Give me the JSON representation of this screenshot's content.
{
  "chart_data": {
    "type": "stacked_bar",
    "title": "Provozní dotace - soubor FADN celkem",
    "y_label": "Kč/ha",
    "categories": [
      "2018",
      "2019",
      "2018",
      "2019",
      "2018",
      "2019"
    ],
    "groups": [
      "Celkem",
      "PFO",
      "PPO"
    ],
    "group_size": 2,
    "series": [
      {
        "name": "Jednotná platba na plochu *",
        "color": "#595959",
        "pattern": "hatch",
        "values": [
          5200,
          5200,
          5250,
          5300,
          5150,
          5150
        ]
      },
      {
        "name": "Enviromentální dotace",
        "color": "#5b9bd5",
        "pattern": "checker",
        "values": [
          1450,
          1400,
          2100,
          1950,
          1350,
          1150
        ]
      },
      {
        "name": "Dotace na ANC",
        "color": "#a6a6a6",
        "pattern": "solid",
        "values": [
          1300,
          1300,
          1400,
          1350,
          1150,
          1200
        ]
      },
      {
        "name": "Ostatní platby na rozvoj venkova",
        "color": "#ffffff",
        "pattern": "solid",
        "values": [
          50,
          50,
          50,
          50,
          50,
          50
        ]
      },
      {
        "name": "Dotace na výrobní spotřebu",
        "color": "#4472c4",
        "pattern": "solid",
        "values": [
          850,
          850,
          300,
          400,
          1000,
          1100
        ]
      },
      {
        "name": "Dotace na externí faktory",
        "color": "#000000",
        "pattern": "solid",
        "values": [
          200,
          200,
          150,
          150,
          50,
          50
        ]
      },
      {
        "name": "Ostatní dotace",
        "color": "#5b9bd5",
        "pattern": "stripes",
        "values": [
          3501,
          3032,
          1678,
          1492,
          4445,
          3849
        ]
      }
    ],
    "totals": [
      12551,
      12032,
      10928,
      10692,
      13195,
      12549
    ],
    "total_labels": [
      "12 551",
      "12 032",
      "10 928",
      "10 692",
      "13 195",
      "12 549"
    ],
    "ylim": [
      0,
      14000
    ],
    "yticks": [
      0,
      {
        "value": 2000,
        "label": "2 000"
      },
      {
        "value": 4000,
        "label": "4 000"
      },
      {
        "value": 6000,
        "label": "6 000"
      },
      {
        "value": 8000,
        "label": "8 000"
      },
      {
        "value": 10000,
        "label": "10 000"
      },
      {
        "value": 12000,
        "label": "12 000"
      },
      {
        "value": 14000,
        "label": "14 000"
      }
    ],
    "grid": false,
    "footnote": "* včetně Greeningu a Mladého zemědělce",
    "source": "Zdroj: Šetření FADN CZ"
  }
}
▬▬▬▬▬▬▬▬▬▬
■ **WHAT YOU WILL DO**: In the entries above, find every line with the word "name" and list it.

■ **SOLVED PROBLEM**:
        "name": "Jednotná platba na plochu *",
        "name": "Enviromentální dotace",
        "name": "Dotace na ANC",
        "name": "Ostatní platby na rozvoj venkova",
        "name": "Dotace na výrobní spotřebu",
        "name": "Dotace na externí faktory",
        "name": "Ostatní dotace",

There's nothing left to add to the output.